### WRITTEN INSTRUCTION
Skip the pictures and repeat each line of the data exactly.

### Dataset rows
╭──

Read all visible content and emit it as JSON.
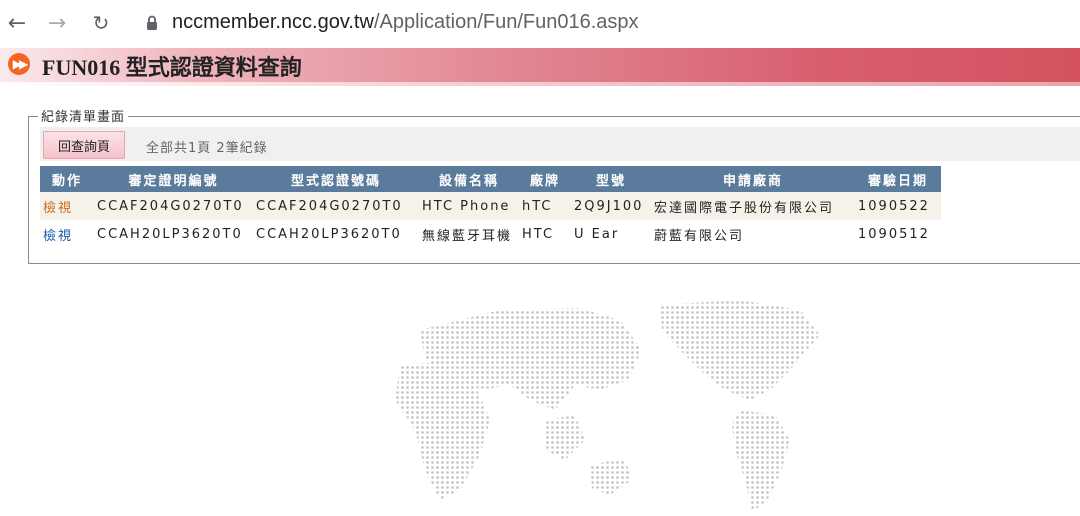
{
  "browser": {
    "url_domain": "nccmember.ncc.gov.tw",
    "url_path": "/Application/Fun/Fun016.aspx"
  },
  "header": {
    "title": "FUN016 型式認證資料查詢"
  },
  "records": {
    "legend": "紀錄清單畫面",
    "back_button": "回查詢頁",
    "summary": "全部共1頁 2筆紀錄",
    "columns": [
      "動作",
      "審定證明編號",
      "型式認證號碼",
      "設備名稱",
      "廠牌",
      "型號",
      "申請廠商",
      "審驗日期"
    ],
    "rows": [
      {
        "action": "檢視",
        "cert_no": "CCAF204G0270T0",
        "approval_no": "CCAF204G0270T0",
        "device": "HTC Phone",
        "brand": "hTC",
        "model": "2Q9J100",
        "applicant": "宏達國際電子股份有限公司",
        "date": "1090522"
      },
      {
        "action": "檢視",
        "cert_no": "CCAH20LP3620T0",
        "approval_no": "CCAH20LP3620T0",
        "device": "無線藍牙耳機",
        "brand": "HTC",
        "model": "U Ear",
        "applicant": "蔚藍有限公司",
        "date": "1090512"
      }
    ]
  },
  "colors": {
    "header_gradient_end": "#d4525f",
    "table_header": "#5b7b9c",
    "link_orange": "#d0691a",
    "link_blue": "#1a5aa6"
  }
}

╰──

### SOLVED EXERCISE
Read all visible content and emit it as JSON.
{
  "browser": {
    "url_domain": "nccmember.ncc.gov.tw",
    "url_path": "/Application/Fun/Fun016.aspx"
  },
  "header": {
    "title": "FUN016 型式認證資料查詢"
  },
  "records": {
    "legend": "紀錄清單畫面",
    "back_button": "回查詢頁",
    "summary": "全部共1頁 2筆紀錄",
    "columns": [
      "動作",
      "審定證明編號",
      "型式認證號碼",
      "設備名稱",
      "廠牌",
      "型號",
      "申請廠商",
      "審驗日期"
    ],
    "rows": [
      {
        "action": "檢視",
        "cert_no": "CCAF204G0270T0",
        "approval_no": "CCAF204G0270T0",
        "device": "HTC Phone",
        "brand": "hTC",
        "model": "2Q9J100",
        "applicant": "宏達國際電子股份有限公司",
        "date": "1090522"
      },
      {
        "action": "檢視",
        "cert_no": "CCAH20LP3620T0",
        "approval_no": "CCAH20LP3620T0",
        "device": "無線藍牙耳機",
        "brand": "HTC",
        "model": "U Ear",
        "applicant": "蔚藍有限公司",
        "date": "1090512"
      }
    ]
  },
  "colors": {
    "header_gradient_end": "#d4525f",
    "table_header": "#5b7b9c",
    "link_orange": "#d0691a",
    "link_blue": "#1a5aa6"
  }
}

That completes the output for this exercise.